▶ [Short problem]:
Without including the pictures, copy out every line below.

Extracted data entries

######

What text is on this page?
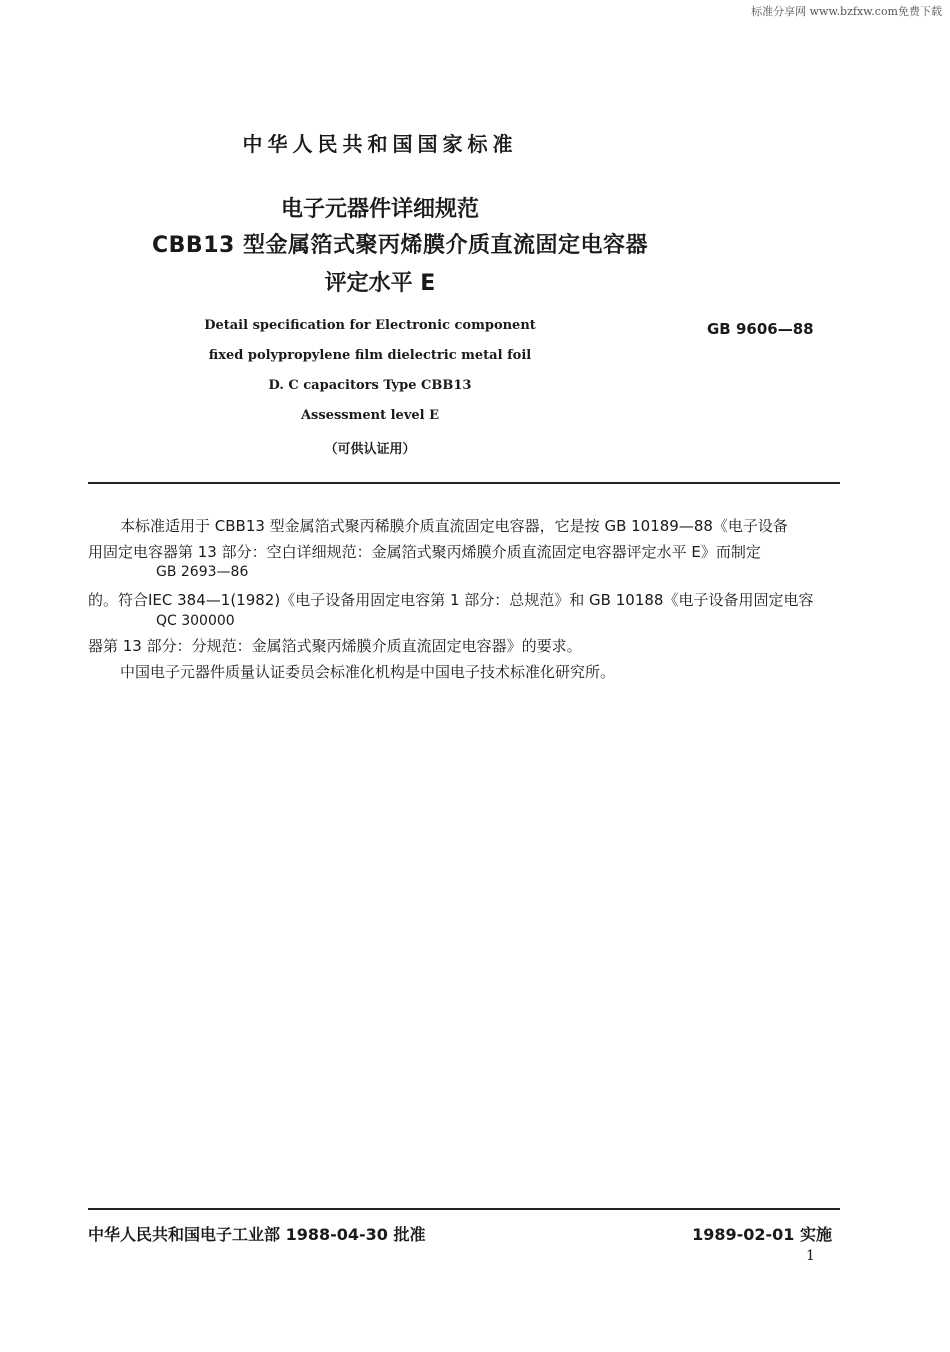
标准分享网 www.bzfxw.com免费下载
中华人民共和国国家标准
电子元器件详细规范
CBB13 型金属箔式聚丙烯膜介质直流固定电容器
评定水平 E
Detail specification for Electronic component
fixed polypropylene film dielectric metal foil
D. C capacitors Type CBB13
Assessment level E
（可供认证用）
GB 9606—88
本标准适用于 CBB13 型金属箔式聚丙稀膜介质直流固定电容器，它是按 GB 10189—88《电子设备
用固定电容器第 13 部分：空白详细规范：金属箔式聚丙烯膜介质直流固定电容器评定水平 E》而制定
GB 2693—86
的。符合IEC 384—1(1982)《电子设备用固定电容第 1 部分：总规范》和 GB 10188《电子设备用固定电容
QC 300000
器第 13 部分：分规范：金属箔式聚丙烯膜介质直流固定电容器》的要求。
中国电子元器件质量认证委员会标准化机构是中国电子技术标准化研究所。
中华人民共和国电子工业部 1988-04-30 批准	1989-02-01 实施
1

######

▶ [Task output]:
What text is on this page?
标准分享网 www.bzfxw.com免费下载
中华人民共和国国家标准
电子元器件详细规范
CBB13 型金属箔式聚丙烯膜介质直流固定电容器
评定水平 E
Detail specification for Electronic component
fixed polypropylene film dielectric metal foil
D. C capacitors Type CBB13
Assessment level E
（可供认证用）
GB 9606—88
本标准适用于 CBB13 型金属箔式聚丙稀膜介质直流固定电容器，它是按 GB 10189—88《电子设备
用固定电容器第 13 部分：空白详细规范：金属箔式聚丙烯膜介质直流固定电容器评定水平 E》而制定
GB 2693—86
的。符合IEC 384—1(1982)《电子设备用固定电容第 1 部分：总规范》和 GB 10188《电子设备用固定电容
QC 300000
器第 13 部分：分规范：金属箔式聚丙烯膜介质直流固定电容器》的要求。
中国电子元器件质量认证委员会标准化机构是中国电子技术标准化研究所。
中华人民共和国电子工业部 1988-04-30 批准	1989-02-01 实施
1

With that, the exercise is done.